» Stored records:
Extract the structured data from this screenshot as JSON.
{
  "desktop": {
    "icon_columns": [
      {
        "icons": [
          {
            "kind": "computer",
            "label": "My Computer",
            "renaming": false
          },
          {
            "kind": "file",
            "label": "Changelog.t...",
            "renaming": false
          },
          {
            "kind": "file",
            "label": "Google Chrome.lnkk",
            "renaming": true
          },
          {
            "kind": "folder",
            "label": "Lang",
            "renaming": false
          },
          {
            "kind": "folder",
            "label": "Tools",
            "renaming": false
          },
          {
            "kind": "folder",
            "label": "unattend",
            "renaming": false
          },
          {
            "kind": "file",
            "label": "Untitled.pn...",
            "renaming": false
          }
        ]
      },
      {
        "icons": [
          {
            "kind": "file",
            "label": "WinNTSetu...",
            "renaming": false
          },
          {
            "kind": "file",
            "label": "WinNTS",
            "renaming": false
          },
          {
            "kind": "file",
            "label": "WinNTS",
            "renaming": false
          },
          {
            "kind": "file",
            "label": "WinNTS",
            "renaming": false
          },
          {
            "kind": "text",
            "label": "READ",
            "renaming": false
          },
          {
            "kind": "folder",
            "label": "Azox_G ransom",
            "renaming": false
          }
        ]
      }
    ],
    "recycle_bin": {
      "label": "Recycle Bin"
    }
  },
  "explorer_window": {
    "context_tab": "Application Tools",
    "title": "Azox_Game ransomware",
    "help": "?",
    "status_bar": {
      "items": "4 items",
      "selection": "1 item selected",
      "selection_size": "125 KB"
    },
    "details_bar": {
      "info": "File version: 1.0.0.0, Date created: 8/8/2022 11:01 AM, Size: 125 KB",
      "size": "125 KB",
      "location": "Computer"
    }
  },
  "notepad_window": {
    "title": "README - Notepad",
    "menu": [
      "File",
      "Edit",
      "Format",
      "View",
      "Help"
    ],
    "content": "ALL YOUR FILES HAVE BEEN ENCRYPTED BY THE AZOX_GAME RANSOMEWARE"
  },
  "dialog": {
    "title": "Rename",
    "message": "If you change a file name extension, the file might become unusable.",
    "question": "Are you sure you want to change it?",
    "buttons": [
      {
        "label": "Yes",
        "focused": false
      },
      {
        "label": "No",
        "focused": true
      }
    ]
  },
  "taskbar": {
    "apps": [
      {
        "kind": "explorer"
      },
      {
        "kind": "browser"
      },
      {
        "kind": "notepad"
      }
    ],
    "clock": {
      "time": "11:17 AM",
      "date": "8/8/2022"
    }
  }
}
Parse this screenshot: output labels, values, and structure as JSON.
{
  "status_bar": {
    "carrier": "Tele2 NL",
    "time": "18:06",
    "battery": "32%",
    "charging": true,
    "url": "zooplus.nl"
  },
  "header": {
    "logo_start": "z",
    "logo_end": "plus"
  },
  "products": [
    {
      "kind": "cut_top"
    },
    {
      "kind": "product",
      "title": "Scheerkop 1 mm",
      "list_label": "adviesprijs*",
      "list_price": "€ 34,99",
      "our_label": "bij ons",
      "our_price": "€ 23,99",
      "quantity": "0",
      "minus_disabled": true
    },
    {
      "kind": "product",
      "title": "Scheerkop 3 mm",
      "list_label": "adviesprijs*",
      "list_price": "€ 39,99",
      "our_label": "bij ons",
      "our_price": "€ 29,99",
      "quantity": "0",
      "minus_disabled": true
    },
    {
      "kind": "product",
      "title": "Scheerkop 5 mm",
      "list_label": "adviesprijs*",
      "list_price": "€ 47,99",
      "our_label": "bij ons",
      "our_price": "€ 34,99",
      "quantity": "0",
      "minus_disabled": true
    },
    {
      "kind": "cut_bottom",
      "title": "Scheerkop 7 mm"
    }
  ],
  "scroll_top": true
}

» Task: Type out the full listing again, exactly as given.

» Completed exercise:
Extract the structured data from this screenshot as JSON.
{
  "desktop": {
    "icon_columns": [
      {
        "icons": [
          {
            "kind": "computer",
            "label": "My Computer",
            "renaming": false
          },
          {
            "kind": "file",
            "label": "Changelog.t...",
            "renaming": false
          },
          {
            "kind": "file",
            "label": "Google Chrome.lnkk",
            "renaming": true
          },
          {
            "kind": "folder",
            "label": "Lang",
            "renaming": false
          },
          {
            "kind": "folder",
            "label": "Tools",
            "renaming": false
          },
          {
            "kind": "folder",
            "label": "unattend",
            "renaming": false
          },
          {
            "kind": "file",
            "label": "Untitled.pn...",
            "renaming": false
          }
        ]
      },
      {
        "icons": [
          {
            "kind": "file",
            "label": "WinNTSetu...",
            "renaming": false
          },
          {
            "kind": "file",
            "label": "WinNTS",
            "renaming": false
          },
          {
            "kind": "file",
            "label": "WinNTS",
            "renaming": false
          },
          {
            "kind": "file",
            "label": "WinNTS",
            "renaming": false
          },
          {
            "kind": "text",
            "label": "READ",
            "renaming": false
          },
          {
            "kind": "folder",
            "label": "Azox_G ransom",
            "renaming": false
          }
        ]
      }
    ],
    "recycle_bin": {
      "label": "Recycle Bin"
    }
  },
  "explorer_window": {
    "context_tab": "Application Tools",
    "title": "Azox_Game ransomware",
    "help": "?",
    "status_bar": {
      "items": "4 items",
      "selection": "1 item selected",
      "selection_size": "125 KB"
    },
    "details_bar": {
      "info": "File version: 1.0.0.0, Date created: 8/8/2022 11:01 AM, Size: 125 KB",
      "size": "125 KB",
      "location": "Computer"
    }
  },
  "notepad_window": {
    "title": "README - Notepad",
    "menu": [
      "File",
      "Edit",
      "Format",
      "View",
      "Help"
    ],
    "content": "ALL YOUR FILES HAVE BEEN ENCRYPTED BY THE AZOX_GAME RANSOMEWARE"
  },
  "dialog": {
    "title": "Rename",
    "message": "If you change a file name extension, the file might become unusable.",
    "question": "Are you sure you want to change it?",
    "buttons": [
      {
        "label": "Yes",
        "focused": false
      },
      {
        "label": "No",
        "focused": true
      }
    ]
  },
  "taskbar": {
    "apps": [
      {
        "kind": "explorer"
      },
      {
        "kind": "browser"
      },
      {
        "kind": "notepad"
      }
    ],
    "clock": {
      "time": "11:17 AM",
      "date": "8/8/2022"
    }
  }
}
Parse this screenshot: output labels, values, and structure as JSON.
{
  "status_bar": {
    "carrier": "Tele2 NL",
    "time": "18:06",
    "battery": "32%",
    "charging": true,
    "url": "zooplus.nl"
  },
  "header": {
    "logo_start": "z",
    "logo_end": "plus"
  },
  "products": [
    {
      "kind": "cut_top"
    },
    {
      "kind": "product",
      "title": "Scheerkop 1 mm",
      "list_label": "adviesprijs*",
      "list_price": "€ 34,99",
      "our_label": "bij ons",
      "our_price": "€ 23,99",
      "quantity": "0",
      "minus_disabled": true
    },
    {
      "kind": "product",
      "title": "Scheerkop 3 mm",
      "list_label": "adviesprijs*",
      "list_price": "€ 39,99",
      "our_label": "bij ons",
      "our_price": "€ 29,99",
      "quantity": "0",
      "minus_disabled": true
    },
    {
      "kind": "product",
      "title": "Scheerkop 5 mm",
      "list_label": "adviesprijs*",
      "list_price": "€ 47,99",
      "our_label": "bij ons",
      "our_price": "€ 34,99",
      "quantity": "0",
      "minus_disabled": true
    },
    {
      "kind": "cut_bottom",
      "title": "Scheerkop 7 mm"
    }
  ],
  "scroll_top": true
}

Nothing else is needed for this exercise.